━━ Available records ━━

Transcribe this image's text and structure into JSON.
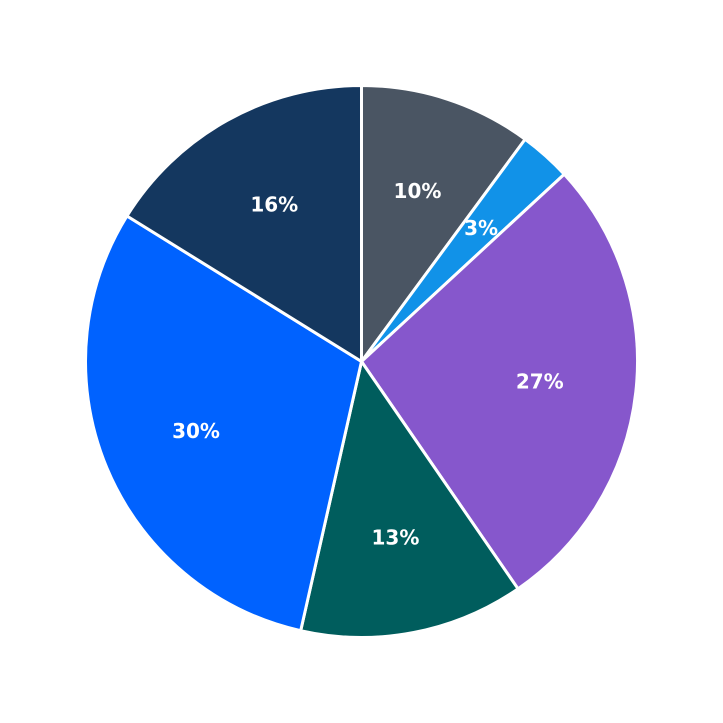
{
  "chart_data": {
    "type": "pie",
    "values": [
      10,
      3,
      27,
      13,
      30,
      16
    ],
    "labels": [
      "10%",
      "3%",
      "27%",
      "13%",
      "30%",
      "16%"
    ],
    "colors": [
      "#4a5563",
      "#1192e8",
      "#8657cc",
      "#005d5d",
      "#0062ff",
      "#14375f"
    ],
    "slice_names": [
      "slice-gray",
      "slice-light-blue",
      "slice-purple",
      "slice-teal",
      "slice-blue",
      "slice-navy"
    ],
    "start_angle_deg": 90,
    "direction": "clockwise",
    "legend": "none",
    "title": ""
  }
}
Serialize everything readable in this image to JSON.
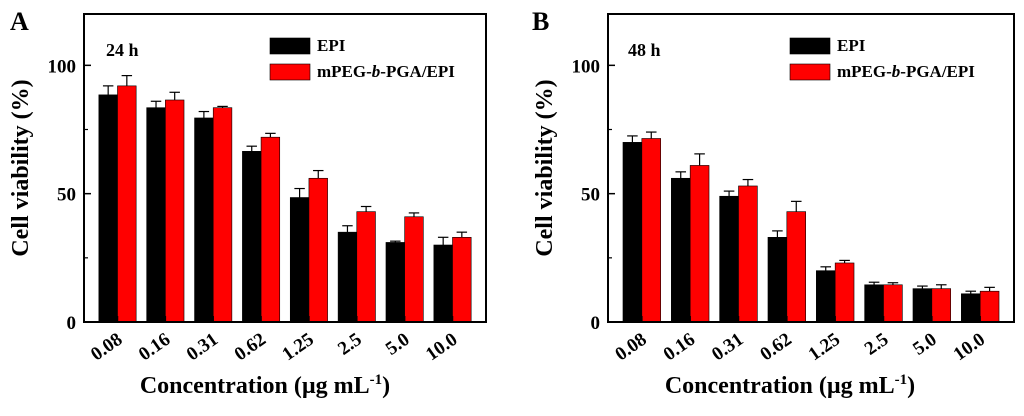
{
  "chart_data": [
    {
      "type": "bar",
      "panel_label": "A",
      "time_label": "24 h",
      "ylabel": "Cell viability (%)",
      "xlabel_main": "Concentration (µg mL",
      "xlabel_sup": "-1",
      "xlabel_close": ")",
      "ylim": [
        0,
        120
      ],
      "yticks": [
        0,
        50,
        100
      ],
      "ytick_labels": [
        "0",
        "50",
        "100"
      ],
      "categories": [
        "0.08",
        "0.16",
        "0.31",
        "0.62",
        "1.25",
        "2.5",
        "5.0",
        "10.0"
      ],
      "legend_position": "top-right",
      "series": [
        {
          "name": "EPI",
          "legend_prefix": "EPI",
          "legend_italic": "",
          "legend_suffix": "",
          "color": "#000000",
          "values": [
            88.5,
            83.5,
            79.5,
            66.5,
            48.5,
            35,
            31,
            30
          ],
          "errors": [
            3.5,
            2.5,
            2.5,
            2,
            3.5,
            2.5,
            0.5,
            3
          ]
        },
        {
          "name": "mPEG-b-PGA/EPI",
          "legend_prefix": "mPEG-",
          "legend_italic": "b",
          "legend_suffix": "-PGA/EPI",
          "color": "#ff0000",
          "values": [
            92,
            86.5,
            83.5,
            72,
            56,
            43,
            41,
            33
          ],
          "errors": [
            4,
            3,
            0.5,
            1.5,
            3,
            2,
            1.5,
            2
          ]
        }
      ]
    },
    {
      "type": "bar",
      "panel_label": "B",
      "time_label": "48 h",
      "ylabel": "Cell viability (%)",
      "xlabel_main": "Concentration (µg mL",
      "xlabel_sup": "-1",
      "xlabel_close": ")",
      "ylim": [
        0,
        120
      ],
      "yticks": [
        0,
        50,
        100
      ],
      "ytick_labels": [
        "0",
        "50",
        "100"
      ],
      "categories": [
        "0.08",
        "0.16",
        "0.31",
        "0.62",
        "1.25",
        "2.5",
        "5.0",
        "10.0"
      ],
      "legend_position": "top-right",
      "series": [
        {
          "name": "EPI",
          "legend_prefix": "EPI",
          "legend_italic": "",
          "legend_suffix": "",
          "color": "#000000",
          "values": [
            70,
            56,
            49,
            33,
            20,
            14.5,
            13,
            11
          ],
          "errors": [
            2.5,
            2.5,
            2,
            2.5,
            1.5,
            1,
            1,
            1
          ]
        },
        {
          "name": "mPEG-b-PGA/EPI",
          "legend_prefix": "mPEG-",
          "legend_italic": "b",
          "legend_suffix": "-PGA/EPI",
          "color": "#ff0000",
          "values": [
            71.5,
            61,
            53,
            43,
            23,
            14.5,
            13,
            12
          ],
          "errors": [
            2.5,
            4.5,
            2.5,
            4,
            1,
            0.8,
            1.5,
            1.5
          ]
        }
      ]
    }
  ]
}
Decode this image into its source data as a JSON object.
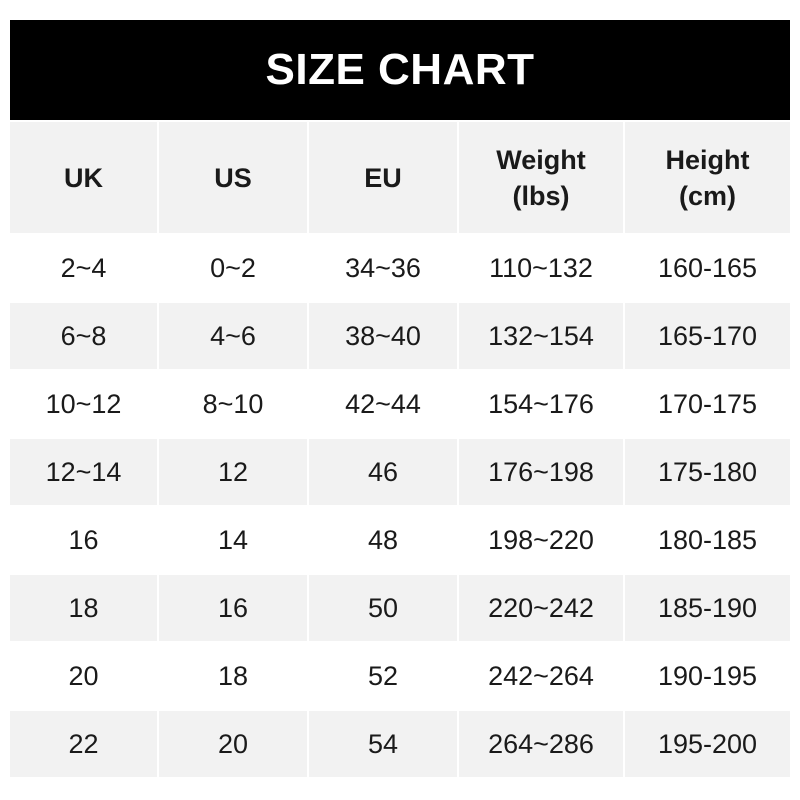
{
  "title": "SIZE CHART",
  "headers": [
    [
      "UK"
    ],
    [
      "US"
    ],
    [
      "EU"
    ],
    [
      "Weight",
      "(lbs)"
    ],
    [
      "Height",
      "(cm)"
    ]
  ],
  "rows": [
    [
      "2~4",
      "0~2",
      "34~36",
      "110~132",
      "160-165"
    ],
    [
      "6~8",
      "4~6",
      "38~40",
      "132~154",
      "165-170"
    ],
    [
      "10~12",
      "8~10",
      "42~44",
      "154~176",
      "170-175"
    ],
    [
      "12~14",
      "12",
      "46",
      "176~198",
      "175-180"
    ],
    [
      "16",
      "14",
      "48",
      "198~220",
      "180-185"
    ],
    [
      "18",
      "16",
      "50",
      "220~242",
      "185-190"
    ],
    [
      "20",
      "18",
      "52",
      "242~264",
      "190-195"
    ],
    [
      "22",
      "20",
      "54",
      "264~286",
      "195-200"
    ]
  ],
  "colors": {
    "title_bg": "#000000",
    "alt_row_bg": "#f2f2f2"
  }
}
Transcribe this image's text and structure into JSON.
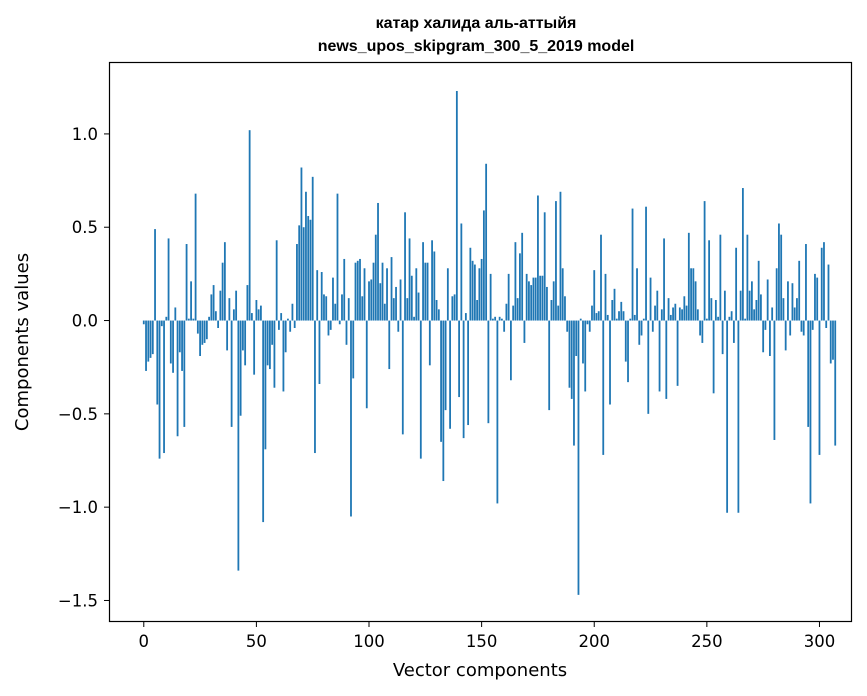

━━━

Copy out all of the material exactly as written, without its pictures.

Transcribe this image's text and structure into JSON.
{
  "chart_data": {
    "type": "pie",
    "values": [
      10,
      3,
      27,
      13,
      30,
      16
    ],
    "labels": [
      "10%",
      "3%",
      "27%",
      "13%",
      "30%",
      "16%"
    ],
    "colors": [
      "#4a5563",
      "#1192e8",
      "#8657cc",
      "#005d5d",
      "#0062ff",
      "#14375f"
    ],
    "slice_names": [
      "slice-gray",
      "slice-light-blue",
      "slice-purple",
      "slice-teal",
      "slice-blue",
      "slice-navy"
    ],
    "start_angle_deg": 90,
    "direction": "clockwise",
    "legend": "none",
    "title": ""
  }
}
Serialize everything readable in this image to JSON.
{
  "chart_data": [
    {
      "type": "bar",
      "panel_label": "A",
      "time_label": "24 h",
      "ylabel": "Cell viability (%)",
      "xlabel_main": "Concentration (µg mL",
      "xlabel_sup": "-1",
      "xlabel_close": ")",
      "ylim": [
        0,
        120
      ],
      "yticks": [
        0,
        50,
        100
      ],
      "ytick_labels": [
        "0",
        "50",
        "100"
      ],
      "categories": [
        "0.08",
        "0.16",
        "0.31",
        "0.62",
        "1.25",
        "2.5",
        "5.0",
        "10.0"
      ],
      "legend_position": "top-right",
      "series": [
        {
          "name": "EPI",
          "legend_prefix": "EPI",
          "legend_italic": "",
          "legend_suffix": "",
          "color": "#000000",
          "values": [
            88.5,
            83.5,
            79.5,
            66.5,
            48.5,
            35,
            31,
            30
          ],
          "errors": [
            3.5,
            2.5,
            2.5,
            2,
            3.5,
            2.5,
            0.5,
            3
          ]
        },
        {
          "name": "mPEG-b-PGA/EPI",
          "legend_prefix": "mPEG-",
          "legend_italic": "b",
          "legend_suffix": "-PGA/EPI",
          "color": "#ff0000",
          "values": [
            92,
            86.5,
            83.5,
            72,
            56,
            43,
            41,
            33
          ],
          "errors": [
            4,
            3,
            0.5,
            1.5,
            3,
            2,
            1.5,
            2
          ]
        }
      ]
    },
    {
      "type": "bar",
      "panel_label": "B",
      "time_label": "48 h",
      "ylabel": "Cell viability (%)",
      "xlabel_main": "Concentration (µg mL",
      "xlabel_sup": "-1",
      "xlabel_close": ")",
      "ylim": [
        0,
        120
      ],
      "yticks": [
        0,
        50,
        100
      ],
      "ytick_labels": [
        "0",
        "50",
        "100"
      ],
      "categories": [
        "0.08",
        "0.16",
        "0.31",
        "0.62",
        "1.25",
        "2.5",
        "5.0",
        "10.0"
      ],
      "legend_position": "top-right",
      "series": [
        {
          "name": "EPI",
          "legend_prefix": "EPI",
          "legend_italic": "",
          "legend_suffix": "",
          "color": "#000000",
          "values": [
            70,
            56,
            49,
            33,
            20,
            14.5,
            13,
            11
          ],
          "errors": [
            2.5,
            2.5,
            2,
            2.5,
            1.5,
            1,
            1,
            1
          ]
        },
        {
          "name": "mPEG-b-PGA/EPI",
          "legend_prefix": "mPEG-",
          "legend_italic": "b",
          "legend_suffix": "-PGA/EPI",
          "color": "#ff0000",
          "values": [
            71.5,
            61,
            53,
            43,
            23,
            14.5,
            13,
            12
          ],
          "errors": [
            2.5,
            4.5,
            2.5,
            4,
            1,
            0.8,
            1.5,
            1.5
          ]
        }
      ]
    }
  ]
}
Decode this image into its source data as a JSON object.
{
  "title": "SIZE CHART",
  "headers": [
    [
      "UK"
    ],
    [
      "US"
    ],
    [
      "EU"
    ],
    [
      "Weight",
      "(lbs)"
    ],
    [
      "Height",
      "(cm)"
    ]
  ],
  "rows": [
    [
      "2~4",
      "0~2",
      "34~36",
      "110~132",
      "160-165"
    ],
    [
      "6~8",
      "4~6",
      "38~40",
      "132~154",
      "165-170"
    ],
    [
      "10~12",
      "8~10",
      "42~44",
      "154~176",
      "170-175"
    ],
    [
      "12~14",
      "12",
      "46",
      "176~198",
      "175-180"
    ],
    [
      "16",
      "14",
      "48",
      "198~220",
      "180-185"
    ],
    [
      "18",
      "16",
      "50",
      "220~242",
      "185-190"
    ],
    [
      "20",
      "18",
      "52",
      "242~264",
      "190-195"
    ],
    [
      "22",
      "20",
      "54",
      "264~286",
      "195-200"
    ]
  ],
  "colors": {
    "title_bg": "#000000",
    "alt_row_bg": "#f2f2f2"
  }
}
Transcribe this image's text and structure into JSON.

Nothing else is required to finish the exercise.